### Goal
Give every entry again, word for word and in full.

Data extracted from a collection
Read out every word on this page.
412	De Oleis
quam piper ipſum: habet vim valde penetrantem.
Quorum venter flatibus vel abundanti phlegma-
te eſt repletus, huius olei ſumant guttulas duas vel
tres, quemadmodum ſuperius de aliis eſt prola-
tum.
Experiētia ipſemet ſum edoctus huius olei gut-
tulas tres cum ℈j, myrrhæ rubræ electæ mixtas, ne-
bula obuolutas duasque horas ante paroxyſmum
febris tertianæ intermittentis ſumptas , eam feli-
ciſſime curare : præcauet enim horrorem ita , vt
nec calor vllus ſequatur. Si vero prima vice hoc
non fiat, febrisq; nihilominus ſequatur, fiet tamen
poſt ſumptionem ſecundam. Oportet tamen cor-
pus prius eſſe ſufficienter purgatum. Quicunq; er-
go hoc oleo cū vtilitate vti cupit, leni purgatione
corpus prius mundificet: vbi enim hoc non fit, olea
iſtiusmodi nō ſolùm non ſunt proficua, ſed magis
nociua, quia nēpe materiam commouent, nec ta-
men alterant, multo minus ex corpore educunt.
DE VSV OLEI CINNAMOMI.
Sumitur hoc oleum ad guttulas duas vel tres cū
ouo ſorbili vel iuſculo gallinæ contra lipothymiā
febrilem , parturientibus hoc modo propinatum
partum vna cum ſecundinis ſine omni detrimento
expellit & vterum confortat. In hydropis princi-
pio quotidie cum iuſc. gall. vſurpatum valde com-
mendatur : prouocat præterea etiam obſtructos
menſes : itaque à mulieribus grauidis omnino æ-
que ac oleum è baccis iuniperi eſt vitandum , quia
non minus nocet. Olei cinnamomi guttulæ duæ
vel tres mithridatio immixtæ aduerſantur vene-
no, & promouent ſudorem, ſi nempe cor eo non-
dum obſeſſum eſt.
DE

### Task output
Read out every word on this page.
412	De Oleis
quam piper ipſum: habet vim valde penetrantem.
Quorum venter flatibus vel abundanti phlegma-
te eſt repletus, huius olei ſumant guttulas duas vel
tres, quemadmodum ſuperius de aliis eſt prola-
tum.
Experiētia ipſemet ſum edoctus huius olei gut-
tulas tres cum ℈j, myrrhæ rubræ electæ mixtas, ne-
bula obuolutas duasque horas ante paroxyſmum
febris tertianæ intermittentis ſumptas , eam feli-
ciſſime curare : præcauet enim horrorem ita , vt
nec calor vllus ſequatur. Si vero prima vice hoc
non fiat, febrisq; nihilominus ſequatur, fiet tamen
poſt ſumptionem ſecundam. Oportet tamen cor-
pus prius eſſe ſufficienter purgatum. Quicunq; er-
go hoc oleo cū vtilitate vti cupit, leni purgatione
corpus prius mundificet: vbi enim hoc non fit, olea
iſtiusmodi nō ſolùm non ſunt proficua, ſed magis
nociua, quia nēpe materiam commouent, nec ta-
men alterant, multo minus ex corpore educunt.
DE VSV OLEI CINNAMOMI.
Sumitur hoc oleum ad guttulas duas vel tres cū
ouo ſorbili vel iuſculo gallinæ contra lipothymiā
febrilem , parturientibus hoc modo propinatum
partum vna cum ſecundinis ſine omni detrimento
expellit & vterum confortat. In hydropis princi-
pio quotidie cum iuſc. gall. vſurpatum valde com-
mendatur : prouocat præterea etiam obſtructos
menſes : itaque à mulieribus grauidis omnino æ-
que ac oleum è baccis iuniperi eſt vitandum , quia
non minus nocet. Olei cinnamomi guttulæ duæ
vel tres mithridatio immixtæ aduerſantur vene-
no, & promouent ſudorem, ſi nempe cor eo non-
dum obſeſſum eſt.
DE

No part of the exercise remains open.